Start WORKING DATA

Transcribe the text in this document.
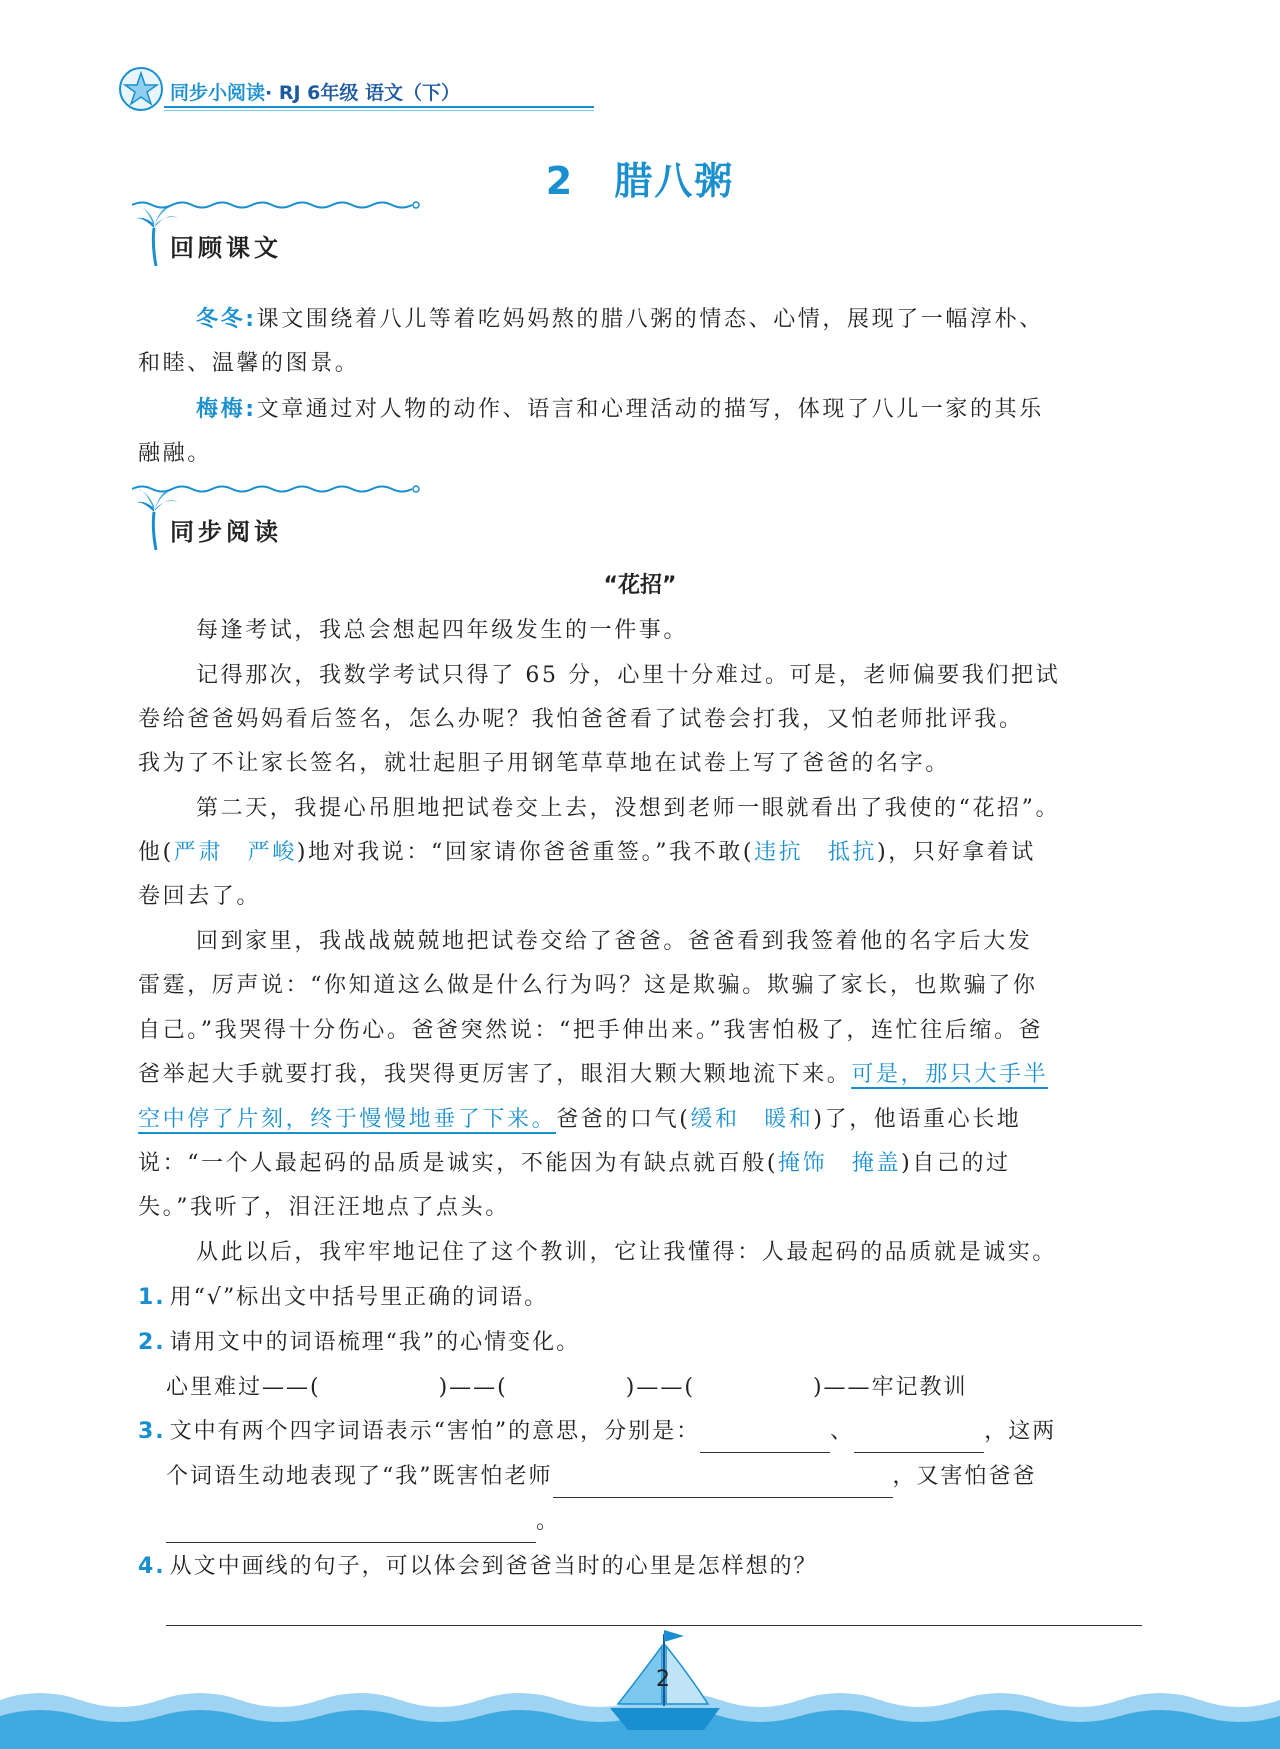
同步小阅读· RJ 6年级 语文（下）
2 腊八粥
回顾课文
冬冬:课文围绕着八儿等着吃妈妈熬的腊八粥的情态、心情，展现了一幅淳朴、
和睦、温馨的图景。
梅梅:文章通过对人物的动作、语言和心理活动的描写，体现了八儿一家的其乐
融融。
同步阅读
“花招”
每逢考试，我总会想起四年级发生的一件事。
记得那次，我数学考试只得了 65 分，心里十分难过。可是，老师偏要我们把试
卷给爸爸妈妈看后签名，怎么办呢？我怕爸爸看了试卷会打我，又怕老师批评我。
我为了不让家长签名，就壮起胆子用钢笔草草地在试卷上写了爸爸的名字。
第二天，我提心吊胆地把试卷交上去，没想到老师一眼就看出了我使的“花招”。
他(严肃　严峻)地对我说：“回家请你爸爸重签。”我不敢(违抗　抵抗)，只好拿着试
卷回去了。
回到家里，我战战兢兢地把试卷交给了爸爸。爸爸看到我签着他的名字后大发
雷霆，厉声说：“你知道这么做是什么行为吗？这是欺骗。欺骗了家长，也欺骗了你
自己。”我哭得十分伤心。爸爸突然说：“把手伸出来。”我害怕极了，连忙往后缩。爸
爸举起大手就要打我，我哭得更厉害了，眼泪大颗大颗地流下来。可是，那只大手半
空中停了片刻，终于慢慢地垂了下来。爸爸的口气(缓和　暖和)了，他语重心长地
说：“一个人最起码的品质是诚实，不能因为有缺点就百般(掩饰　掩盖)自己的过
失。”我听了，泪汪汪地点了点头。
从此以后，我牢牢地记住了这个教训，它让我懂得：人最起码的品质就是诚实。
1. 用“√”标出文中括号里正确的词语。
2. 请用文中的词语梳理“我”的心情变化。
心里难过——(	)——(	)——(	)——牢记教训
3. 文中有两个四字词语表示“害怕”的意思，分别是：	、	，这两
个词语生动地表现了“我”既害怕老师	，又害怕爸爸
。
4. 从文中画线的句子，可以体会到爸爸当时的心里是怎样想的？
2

End WORKING DATA

▶ _TASK PROMPT_:
Repeat the data exactly, without the pictures.

▶ _FINAL RESULT_:
Transcribe the text in this document.
同步小阅读· RJ 6年级 语文（下）
2 腊八粥
回顾课文
冬冬:课文围绕着八儿等着吃妈妈熬的腊八粥的情态、心情，展现了一幅淳朴、
和睦、温馨的图景。
梅梅:文章通过对人物的动作、语言和心理活动的描写，体现了八儿一家的其乐
融融。
同步阅读
“花招”
每逢考试，我总会想起四年级发生的一件事。
记得那次，我数学考试只得了 65 分，心里十分难过。可是，老师偏要我们把试
卷给爸爸妈妈看后签名，怎么办呢？我怕爸爸看了试卷会打我，又怕老师批评我。
我为了不让家长签名，就壮起胆子用钢笔草草地在试卷上写了爸爸的名字。
第二天，我提心吊胆地把试卷交上去，没想到老师一眼就看出了我使的“花招”。
他(严肃　严峻)地对我说：“回家请你爸爸重签。”我不敢(违抗　抵抗)，只好拿着试
卷回去了。
回到家里，我战战兢兢地把试卷交给了爸爸。爸爸看到我签着他的名字后大发
雷霆，厉声说：“你知道这么做是什么行为吗？这是欺骗。欺骗了家长，也欺骗了你
自己。”我哭得十分伤心。爸爸突然说：“把手伸出来。”我害怕极了，连忙往后缩。爸
爸举起大手就要打我，我哭得更厉害了，眼泪大颗大颗地流下来。可是，那只大手半
空中停了片刻，终于慢慢地垂了下来。爸爸的口气(缓和　暖和)了，他语重心长地
说：“一个人最起码的品质是诚实，不能因为有缺点就百般(掩饰　掩盖)自己的过
失。”我听了，泪汪汪地点了点头。
从此以后，我牢牢地记住了这个教训，它让我懂得：人最起码的品质就是诚实。
1. 用“√”标出文中括号里正确的词语。
2. 请用文中的词语梳理“我”的心情变化。
心里难过——(	)——(	)——(	)——牢记教训
3. 文中有两个四字词语表示“害怕”的意思，分别是：	、	，这两
个词语生动地表现了“我”既害怕老师	，又害怕爸爸
。
4. 从文中画线的句子，可以体会到爸爸当时的心里是怎样想的？
2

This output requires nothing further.